PROBLEM REQUIREMENTS: Reproduce every one of the rows below word for word, leaving nothing out and changing nothing.

[Some records]
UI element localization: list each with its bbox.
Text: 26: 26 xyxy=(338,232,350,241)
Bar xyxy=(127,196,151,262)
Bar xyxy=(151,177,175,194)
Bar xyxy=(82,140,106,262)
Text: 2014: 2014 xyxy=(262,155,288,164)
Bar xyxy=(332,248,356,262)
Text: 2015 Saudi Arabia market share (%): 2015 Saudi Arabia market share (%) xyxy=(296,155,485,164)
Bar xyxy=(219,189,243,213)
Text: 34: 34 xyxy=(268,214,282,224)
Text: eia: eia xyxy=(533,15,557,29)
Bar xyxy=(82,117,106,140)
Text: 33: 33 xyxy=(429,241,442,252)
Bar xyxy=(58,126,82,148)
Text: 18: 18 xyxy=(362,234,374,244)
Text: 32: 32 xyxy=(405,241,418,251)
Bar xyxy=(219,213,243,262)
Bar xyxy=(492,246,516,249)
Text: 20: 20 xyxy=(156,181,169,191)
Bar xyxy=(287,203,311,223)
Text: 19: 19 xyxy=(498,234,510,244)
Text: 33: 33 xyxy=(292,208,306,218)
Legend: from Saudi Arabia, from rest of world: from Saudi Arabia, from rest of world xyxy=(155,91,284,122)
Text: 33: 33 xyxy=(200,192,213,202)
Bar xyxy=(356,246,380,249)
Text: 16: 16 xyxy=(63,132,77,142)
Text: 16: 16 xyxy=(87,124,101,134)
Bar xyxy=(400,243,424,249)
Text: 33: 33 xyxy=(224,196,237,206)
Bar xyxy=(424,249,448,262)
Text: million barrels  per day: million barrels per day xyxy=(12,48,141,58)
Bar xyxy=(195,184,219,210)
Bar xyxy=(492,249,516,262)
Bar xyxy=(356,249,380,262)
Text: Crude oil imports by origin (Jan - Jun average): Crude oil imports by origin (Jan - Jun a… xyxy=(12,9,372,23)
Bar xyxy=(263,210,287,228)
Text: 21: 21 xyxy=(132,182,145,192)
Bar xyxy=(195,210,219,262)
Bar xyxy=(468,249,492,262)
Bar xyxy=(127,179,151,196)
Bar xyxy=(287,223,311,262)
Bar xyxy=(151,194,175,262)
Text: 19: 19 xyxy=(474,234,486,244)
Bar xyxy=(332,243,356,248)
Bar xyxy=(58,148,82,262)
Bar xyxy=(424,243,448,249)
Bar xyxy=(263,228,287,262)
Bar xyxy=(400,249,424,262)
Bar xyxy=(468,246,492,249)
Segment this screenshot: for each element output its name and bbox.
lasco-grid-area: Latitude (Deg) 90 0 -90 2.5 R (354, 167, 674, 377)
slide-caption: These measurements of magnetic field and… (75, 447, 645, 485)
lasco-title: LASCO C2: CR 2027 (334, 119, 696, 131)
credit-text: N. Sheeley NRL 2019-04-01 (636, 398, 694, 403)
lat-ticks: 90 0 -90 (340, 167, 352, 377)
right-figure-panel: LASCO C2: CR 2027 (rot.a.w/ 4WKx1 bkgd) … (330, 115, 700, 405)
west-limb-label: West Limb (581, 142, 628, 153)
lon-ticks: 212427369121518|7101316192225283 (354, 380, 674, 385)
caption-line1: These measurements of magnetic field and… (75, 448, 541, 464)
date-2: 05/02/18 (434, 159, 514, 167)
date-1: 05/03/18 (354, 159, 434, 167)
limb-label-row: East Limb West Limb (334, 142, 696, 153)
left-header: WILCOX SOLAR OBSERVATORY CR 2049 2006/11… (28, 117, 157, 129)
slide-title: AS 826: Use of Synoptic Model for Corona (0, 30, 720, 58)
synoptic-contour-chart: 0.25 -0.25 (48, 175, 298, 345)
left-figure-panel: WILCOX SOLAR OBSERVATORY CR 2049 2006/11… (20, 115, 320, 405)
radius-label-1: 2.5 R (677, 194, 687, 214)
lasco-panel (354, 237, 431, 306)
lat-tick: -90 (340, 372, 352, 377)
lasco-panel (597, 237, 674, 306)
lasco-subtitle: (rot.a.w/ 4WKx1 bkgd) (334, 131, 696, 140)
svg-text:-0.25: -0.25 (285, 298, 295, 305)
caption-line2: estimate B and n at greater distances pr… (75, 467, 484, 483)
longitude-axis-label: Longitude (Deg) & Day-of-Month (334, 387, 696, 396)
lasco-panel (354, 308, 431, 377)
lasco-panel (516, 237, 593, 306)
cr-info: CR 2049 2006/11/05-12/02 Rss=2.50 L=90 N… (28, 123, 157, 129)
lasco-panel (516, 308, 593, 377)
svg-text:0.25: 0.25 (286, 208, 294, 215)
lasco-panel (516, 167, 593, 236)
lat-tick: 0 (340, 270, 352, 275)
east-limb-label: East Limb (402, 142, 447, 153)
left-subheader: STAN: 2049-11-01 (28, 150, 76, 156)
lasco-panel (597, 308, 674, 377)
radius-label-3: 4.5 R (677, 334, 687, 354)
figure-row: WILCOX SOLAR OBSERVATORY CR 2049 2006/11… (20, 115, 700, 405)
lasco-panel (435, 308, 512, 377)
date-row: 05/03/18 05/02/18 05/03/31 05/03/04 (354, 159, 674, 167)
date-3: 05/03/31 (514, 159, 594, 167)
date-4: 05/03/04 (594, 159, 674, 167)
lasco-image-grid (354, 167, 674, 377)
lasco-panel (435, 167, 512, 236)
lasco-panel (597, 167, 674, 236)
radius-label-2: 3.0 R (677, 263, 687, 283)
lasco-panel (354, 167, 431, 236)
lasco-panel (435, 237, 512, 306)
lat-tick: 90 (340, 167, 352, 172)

REPLY:
UI element localization: list each with its bbox.
Text: 26: 26 xyxy=(338,232,350,241)
Bar xyxy=(127,196,151,262)
Bar xyxy=(151,177,175,194)
Bar xyxy=(82,140,106,262)
Text: 2014: 2014 xyxy=(262,155,288,164)
Bar xyxy=(332,248,356,262)
Text: 2015 Saudi Arabia market share (%): 2015 Saudi Arabia market share (%) xyxy=(296,155,485,164)
Bar xyxy=(219,189,243,213)
Text: 34: 34 xyxy=(268,214,282,224)
Text: eia: eia xyxy=(533,15,557,29)
Bar xyxy=(82,117,106,140)
Text: 33: 33 xyxy=(429,241,442,252)
Bar xyxy=(58,126,82,148)
Text: 18: 18 xyxy=(362,234,374,244)
Text: 32: 32 xyxy=(405,241,418,251)
Bar xyxy=(219,213,243,262)
Bar xyxy=(492,246,516,249)
Text: 20: 20 xyxy=(156,181,169,191)
Bar xyxy=(287,203,311,223)
Text: 19: 19 xyxy=(498,234,510,244)
Text: 33: 33 xyxy=(292,208,306,218)
Legend: from Saudi Arabia, from rest of world: from Saudi Arabia, from rest of world xyxy=(155,91,284,122)
Text: 33: 33 xyxy=(200,192,213,202)
Bar xyxy=(356,246,380,249)
Text: 16: 16 xyxy=(63,132,77,142)
Text: 16: 16 xyxy=(87,124,101,134)
Bar xyxy=(400,243,424,249)
Text: 33: 33 xyxy=(224,196,237,206)
Bar xyxy=(424,249,448,262)
Text: million barrels  per day: million barrels per day xyxy=(12,48,141,58)
Bar xyxy=(195,184,219,210)
Bar xyxy=(492,249,516,262)
Bar xyxy=(356,249,380,262)
Text: Crude oil imports by origin (Jan - Jun average): Crude oil imports by origin (Jan - Jun a… xyxy=(12,9,372,23)
Bar xyxy=(263,210,287,228)
Text: 21: 21 xyxy=(132,182,145,192)
Bar xyxy=(195,210,219,262)
Bar xyxy=(468,249,492,262)
Bar xyxy=(127,179,151,196)
Bar xyxy=(287,223,311,262)
Bar xyxy=(151,194,175,262)
Text: 19: 19 xyxy=(474,234,486,244)
Bar xyxy=(332,243,356,248)
Bar xyxy=(58,148,82,262)
Bar xyxy=(424,243,448,249)
Bar xyxy=(263,228,287,262)
Bar xyxy=(400,249,424,262)
Bar xyxy=(468,246,492,249)
Segment this screenshot: for each element output its name and bbox.
lasco-grid-area: Latitude (Deg) 90 0 -90 2.5 R (354, 167, 674, 377)
slide-caption: These measurements of magnetic field and… (75, 447, 645, 485)
lasco-title: LASCO C2: CR 2027 (334, 119, 696, 131)
credit-text: N. Sheeley NRL 2019-04-01 (636, 398, 694, 403)
lat-ticks: 90 0 -90 (340, 167, 352, 377)
right-figure-panel: LASCO C2: CR 2027 (rot.a.w/ 4WKx1 bkgd) … (330, 115, 700, 405)
west-limb-label: West Limb (581, 142, 628, 153)
lon-ticks: 212427369121518|7101316192225283 (354, 380, 674, 385)
caption-line1: These measurements of magnetic field and… (75, 448, 541, 464)
date-2: 05/02/18 (434, 159, 514, 167)
date-1: 05/03/18 (354, 159, 434, 167)
limb-label-row: East Limb West Limb (334, 142, 696, 153)
left-header: WILCOX SOLAR OBSERVATORY CR 2049 2006/11… (28, 117, 157, 129)
slide-title: AS 826: Use of Synoptic Model for Corona (0, 30, 720, 58)
synoptic-contour-chart: 0.25 -0.25 (48, 175, 298, 345)
left-figure-panel: WILCOX SOLAR OBSERVATORY CR 2049 2006/11… (20, 115, 320, 405)
radius-label-1: 2.5 R (677, 194, 687, 214)
lasco-panel (354, 237, 431, 306)
lat-tick: -90 (340, 372, 352, 377)
lasco-panel (597, 237, 674, 306)
lasco-subtitle: (rot.a.w/ 4WKx1 bkgd) (334, 131, 696, 140)
svg-text:-0.25: -0.25 (285, 298, 295, 305)
caption-line2: estimate B and n at greater distances pr… (75, 467, 484, 483)
longitude-axis-label: Longitude (Deg) & Day-of-Month (334, 387, 696, 396)
lasco-panel (354, 308, 431, 377)
lasco-panel (516, 237, 593, 306)
cr-info: CR 2049 2006/11/05-12/02 Rss=2.50 L=90 N… (28, 123, 157, 129)
lasco-panel (516, 308, 593, 377)
svg-text:0.25: 0.25 (286, 208, 294, 215)
lasco-panel (516, 167, 593, 236)
lat-tick: 0 (340, 270, 352, 275)
east-limb-label: East Limb (402, 142, 447, 153)
left-subheader: STAN: 2049-11-01 (28, 150, 76, 156)
lasco-panel (597, 308, 674, 377)
radius-label-3: 4.5 R (677, 334, 687, 354)
figure-row: WILCOX SOLAR OBSERVATORY CR 2049 2006/11… (20, 115, 700, 405)
lasco-panel (435, 308, 512, 377)
date-row: 05/03/18 05/02/18 05/03/31 05/03/04 (354, 159, 674, 167)
date-3: 05/03/31 (514, 159, 594, 167)
date-4: 05/03/04 (594, 159, 674, 167)
lasco-image-grid (354, 167, 674, 377)
lasco-panel (435, 167, 512, 236)
lasco-panel (597, 167, 674, 236)
radius-label-2: 3.0 R (677, 263, 687, 283)
lasco-panel (354, 167, 431, 236)
lasco-panel (435, 237, 512, 306)
lat-tick: 90 (340, 167, 352, 172)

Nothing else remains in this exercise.